THE PROBLEM — Gather, from the data below, each line in which the word "указанного" occurs.
* start PROVIDED ENTRIES *
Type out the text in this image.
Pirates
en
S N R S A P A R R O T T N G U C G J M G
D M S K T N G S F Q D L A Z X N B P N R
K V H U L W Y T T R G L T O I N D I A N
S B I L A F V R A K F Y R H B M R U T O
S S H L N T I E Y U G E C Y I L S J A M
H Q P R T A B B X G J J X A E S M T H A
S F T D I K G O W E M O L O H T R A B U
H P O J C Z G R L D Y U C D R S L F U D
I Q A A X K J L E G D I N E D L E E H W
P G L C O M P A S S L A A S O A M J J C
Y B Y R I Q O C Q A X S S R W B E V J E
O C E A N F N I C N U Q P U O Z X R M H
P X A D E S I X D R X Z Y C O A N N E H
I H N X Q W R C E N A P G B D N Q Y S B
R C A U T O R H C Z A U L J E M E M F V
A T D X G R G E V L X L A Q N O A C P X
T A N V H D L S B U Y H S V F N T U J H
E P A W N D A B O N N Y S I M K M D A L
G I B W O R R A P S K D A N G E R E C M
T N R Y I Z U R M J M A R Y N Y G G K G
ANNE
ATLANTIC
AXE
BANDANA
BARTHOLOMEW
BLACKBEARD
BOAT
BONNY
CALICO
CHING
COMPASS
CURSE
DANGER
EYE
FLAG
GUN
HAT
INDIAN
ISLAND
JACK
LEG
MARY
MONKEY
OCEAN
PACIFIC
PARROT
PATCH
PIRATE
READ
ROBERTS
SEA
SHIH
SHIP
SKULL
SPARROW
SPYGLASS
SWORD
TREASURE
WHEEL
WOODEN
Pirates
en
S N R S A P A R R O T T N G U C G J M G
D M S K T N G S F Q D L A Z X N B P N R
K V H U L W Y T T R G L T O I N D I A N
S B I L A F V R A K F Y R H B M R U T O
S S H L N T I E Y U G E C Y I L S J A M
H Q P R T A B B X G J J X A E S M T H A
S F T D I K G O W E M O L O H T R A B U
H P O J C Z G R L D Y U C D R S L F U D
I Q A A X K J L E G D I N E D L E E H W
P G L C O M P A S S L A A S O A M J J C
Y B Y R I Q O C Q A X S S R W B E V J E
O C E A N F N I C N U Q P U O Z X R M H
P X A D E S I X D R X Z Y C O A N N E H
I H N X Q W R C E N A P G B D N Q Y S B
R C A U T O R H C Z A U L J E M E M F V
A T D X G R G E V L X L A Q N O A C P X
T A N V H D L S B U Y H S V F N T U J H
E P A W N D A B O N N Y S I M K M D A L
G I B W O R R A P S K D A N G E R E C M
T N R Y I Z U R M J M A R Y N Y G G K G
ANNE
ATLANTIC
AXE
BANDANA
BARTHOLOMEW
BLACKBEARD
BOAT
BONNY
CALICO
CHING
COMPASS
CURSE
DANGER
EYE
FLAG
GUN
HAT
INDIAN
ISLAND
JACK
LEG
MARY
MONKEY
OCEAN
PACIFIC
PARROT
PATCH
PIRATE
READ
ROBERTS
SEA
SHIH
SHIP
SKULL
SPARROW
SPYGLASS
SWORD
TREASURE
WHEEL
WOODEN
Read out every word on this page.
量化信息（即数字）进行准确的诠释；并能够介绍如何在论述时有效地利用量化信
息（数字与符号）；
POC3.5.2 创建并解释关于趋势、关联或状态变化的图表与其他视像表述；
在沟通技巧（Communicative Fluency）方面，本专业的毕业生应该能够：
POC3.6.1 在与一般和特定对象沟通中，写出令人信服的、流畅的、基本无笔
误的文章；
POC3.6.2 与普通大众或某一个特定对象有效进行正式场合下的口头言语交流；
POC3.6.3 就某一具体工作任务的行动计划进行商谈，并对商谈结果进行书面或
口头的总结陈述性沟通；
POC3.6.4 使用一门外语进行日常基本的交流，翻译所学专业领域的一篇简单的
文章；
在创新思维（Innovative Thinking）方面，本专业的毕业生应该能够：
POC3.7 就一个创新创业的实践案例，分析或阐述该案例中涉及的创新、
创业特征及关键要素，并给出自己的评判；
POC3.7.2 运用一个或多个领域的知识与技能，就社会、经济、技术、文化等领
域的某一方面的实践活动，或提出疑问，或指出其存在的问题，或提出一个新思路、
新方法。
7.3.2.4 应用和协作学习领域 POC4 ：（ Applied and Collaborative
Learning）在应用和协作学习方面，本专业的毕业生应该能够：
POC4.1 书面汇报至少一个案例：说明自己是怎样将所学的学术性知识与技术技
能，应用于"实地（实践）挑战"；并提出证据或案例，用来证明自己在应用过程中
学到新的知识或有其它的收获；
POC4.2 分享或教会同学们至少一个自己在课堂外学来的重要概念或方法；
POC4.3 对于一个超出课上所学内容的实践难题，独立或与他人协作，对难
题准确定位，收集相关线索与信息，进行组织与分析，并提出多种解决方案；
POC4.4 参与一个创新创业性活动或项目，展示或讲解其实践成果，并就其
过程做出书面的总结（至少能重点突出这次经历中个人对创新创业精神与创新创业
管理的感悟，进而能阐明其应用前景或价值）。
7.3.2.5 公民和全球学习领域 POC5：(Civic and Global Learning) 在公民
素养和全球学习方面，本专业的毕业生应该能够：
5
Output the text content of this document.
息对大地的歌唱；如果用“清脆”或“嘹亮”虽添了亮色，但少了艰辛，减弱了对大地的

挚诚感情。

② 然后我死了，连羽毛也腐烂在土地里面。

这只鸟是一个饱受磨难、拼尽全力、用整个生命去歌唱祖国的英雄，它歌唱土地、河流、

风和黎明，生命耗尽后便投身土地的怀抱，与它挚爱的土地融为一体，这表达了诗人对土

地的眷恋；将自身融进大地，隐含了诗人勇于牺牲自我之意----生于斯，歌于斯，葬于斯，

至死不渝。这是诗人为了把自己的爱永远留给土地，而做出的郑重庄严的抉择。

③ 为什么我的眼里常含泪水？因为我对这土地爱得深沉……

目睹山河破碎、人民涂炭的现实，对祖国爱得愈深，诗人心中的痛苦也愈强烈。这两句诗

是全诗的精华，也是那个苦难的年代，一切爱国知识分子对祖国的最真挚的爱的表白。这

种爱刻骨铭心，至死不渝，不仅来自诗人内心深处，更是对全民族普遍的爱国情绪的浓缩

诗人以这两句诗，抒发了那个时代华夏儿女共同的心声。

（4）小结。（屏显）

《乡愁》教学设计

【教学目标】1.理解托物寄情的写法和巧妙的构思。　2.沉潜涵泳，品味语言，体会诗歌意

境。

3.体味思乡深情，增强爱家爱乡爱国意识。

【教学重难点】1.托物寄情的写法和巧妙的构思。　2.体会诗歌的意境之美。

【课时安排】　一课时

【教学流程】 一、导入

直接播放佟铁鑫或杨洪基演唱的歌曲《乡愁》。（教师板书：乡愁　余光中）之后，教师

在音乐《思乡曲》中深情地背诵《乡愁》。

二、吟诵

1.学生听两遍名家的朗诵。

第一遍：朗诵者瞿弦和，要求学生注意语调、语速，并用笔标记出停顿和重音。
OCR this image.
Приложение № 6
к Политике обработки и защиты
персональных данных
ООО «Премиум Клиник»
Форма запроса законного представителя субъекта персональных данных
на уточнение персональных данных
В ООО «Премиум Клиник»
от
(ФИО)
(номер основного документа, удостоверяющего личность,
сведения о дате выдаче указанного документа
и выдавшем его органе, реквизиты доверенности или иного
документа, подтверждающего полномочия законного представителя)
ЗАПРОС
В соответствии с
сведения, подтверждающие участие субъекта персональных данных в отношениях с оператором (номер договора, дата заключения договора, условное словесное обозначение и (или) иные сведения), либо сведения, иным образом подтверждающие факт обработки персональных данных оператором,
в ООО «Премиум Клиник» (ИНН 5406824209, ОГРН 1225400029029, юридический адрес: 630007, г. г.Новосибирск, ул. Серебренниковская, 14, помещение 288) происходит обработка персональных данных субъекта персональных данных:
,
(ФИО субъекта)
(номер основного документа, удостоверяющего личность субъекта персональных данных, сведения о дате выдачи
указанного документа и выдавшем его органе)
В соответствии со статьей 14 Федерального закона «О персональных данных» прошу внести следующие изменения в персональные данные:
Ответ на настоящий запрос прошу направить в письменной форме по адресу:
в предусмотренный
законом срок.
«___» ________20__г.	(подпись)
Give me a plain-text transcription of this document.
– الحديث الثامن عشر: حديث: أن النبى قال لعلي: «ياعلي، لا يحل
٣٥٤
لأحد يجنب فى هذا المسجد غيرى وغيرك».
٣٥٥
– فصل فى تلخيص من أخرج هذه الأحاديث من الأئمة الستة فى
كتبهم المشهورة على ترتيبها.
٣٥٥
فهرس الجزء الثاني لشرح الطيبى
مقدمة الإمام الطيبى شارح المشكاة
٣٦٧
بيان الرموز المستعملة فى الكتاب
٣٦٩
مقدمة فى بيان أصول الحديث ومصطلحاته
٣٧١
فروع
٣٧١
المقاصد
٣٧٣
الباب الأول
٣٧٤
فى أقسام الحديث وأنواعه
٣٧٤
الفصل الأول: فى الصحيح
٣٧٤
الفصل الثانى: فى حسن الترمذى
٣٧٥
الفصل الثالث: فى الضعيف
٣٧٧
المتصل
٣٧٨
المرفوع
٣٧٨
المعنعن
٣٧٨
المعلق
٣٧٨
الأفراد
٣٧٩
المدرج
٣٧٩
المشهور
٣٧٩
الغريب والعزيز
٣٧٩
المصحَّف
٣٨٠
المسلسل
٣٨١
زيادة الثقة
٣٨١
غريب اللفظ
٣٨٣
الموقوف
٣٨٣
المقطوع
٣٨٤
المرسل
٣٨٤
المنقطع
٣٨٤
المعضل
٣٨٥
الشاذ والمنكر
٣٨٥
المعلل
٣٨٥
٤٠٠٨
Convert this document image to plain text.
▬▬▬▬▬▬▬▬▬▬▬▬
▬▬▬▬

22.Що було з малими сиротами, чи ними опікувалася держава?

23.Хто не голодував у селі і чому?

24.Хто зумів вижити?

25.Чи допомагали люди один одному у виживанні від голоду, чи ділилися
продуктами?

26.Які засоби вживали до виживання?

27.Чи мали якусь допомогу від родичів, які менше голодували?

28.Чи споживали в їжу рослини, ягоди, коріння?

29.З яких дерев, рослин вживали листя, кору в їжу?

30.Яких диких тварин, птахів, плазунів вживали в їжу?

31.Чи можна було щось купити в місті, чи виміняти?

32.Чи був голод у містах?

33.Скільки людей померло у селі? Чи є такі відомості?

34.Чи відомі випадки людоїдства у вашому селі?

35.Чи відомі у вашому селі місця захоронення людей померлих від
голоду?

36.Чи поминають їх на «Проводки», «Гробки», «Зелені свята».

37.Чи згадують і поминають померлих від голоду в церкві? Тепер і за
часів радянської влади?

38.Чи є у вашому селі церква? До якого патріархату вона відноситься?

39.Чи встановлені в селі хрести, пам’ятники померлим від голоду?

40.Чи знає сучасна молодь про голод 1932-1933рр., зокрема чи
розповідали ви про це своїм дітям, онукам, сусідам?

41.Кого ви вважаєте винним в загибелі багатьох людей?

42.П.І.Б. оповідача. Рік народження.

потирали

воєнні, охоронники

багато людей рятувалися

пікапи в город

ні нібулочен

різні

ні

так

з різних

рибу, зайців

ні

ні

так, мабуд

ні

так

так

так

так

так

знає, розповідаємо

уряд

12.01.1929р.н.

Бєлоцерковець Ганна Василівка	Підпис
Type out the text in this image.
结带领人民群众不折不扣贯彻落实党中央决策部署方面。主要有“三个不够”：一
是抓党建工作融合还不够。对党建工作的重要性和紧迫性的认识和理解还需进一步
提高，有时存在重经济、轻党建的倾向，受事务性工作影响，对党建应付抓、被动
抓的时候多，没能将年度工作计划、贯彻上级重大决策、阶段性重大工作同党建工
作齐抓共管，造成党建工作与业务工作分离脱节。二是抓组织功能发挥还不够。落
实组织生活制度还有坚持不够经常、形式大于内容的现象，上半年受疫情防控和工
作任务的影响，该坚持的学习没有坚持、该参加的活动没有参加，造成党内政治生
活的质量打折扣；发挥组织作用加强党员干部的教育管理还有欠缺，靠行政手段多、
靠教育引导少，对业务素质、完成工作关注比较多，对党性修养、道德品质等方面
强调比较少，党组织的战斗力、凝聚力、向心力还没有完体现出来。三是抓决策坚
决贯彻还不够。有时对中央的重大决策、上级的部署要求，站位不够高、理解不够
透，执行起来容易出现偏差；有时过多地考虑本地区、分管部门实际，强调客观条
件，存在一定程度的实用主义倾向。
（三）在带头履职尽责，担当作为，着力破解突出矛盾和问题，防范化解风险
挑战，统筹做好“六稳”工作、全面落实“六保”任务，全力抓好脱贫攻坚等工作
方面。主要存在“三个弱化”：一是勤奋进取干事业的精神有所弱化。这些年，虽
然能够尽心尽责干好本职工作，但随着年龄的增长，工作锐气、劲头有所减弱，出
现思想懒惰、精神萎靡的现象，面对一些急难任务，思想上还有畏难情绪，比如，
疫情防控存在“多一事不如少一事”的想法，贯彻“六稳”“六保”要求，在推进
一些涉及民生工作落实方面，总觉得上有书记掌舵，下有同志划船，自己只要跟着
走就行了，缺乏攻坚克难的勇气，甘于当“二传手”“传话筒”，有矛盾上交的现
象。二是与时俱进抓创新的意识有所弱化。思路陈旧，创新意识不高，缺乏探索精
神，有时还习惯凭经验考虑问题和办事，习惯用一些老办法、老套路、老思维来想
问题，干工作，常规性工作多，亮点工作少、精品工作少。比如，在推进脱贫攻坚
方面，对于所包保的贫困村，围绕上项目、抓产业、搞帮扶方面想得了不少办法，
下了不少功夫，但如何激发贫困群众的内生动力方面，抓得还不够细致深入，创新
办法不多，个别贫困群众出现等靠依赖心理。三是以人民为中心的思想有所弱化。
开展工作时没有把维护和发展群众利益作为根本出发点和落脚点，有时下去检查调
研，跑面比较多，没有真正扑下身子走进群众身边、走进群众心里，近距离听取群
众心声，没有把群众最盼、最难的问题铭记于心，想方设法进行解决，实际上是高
* end PROVIDED ENTRIES *
COMPLETED EXERCISE —
сведения о дате выдаче указанного документа
указанного документа и выдавшем его органе)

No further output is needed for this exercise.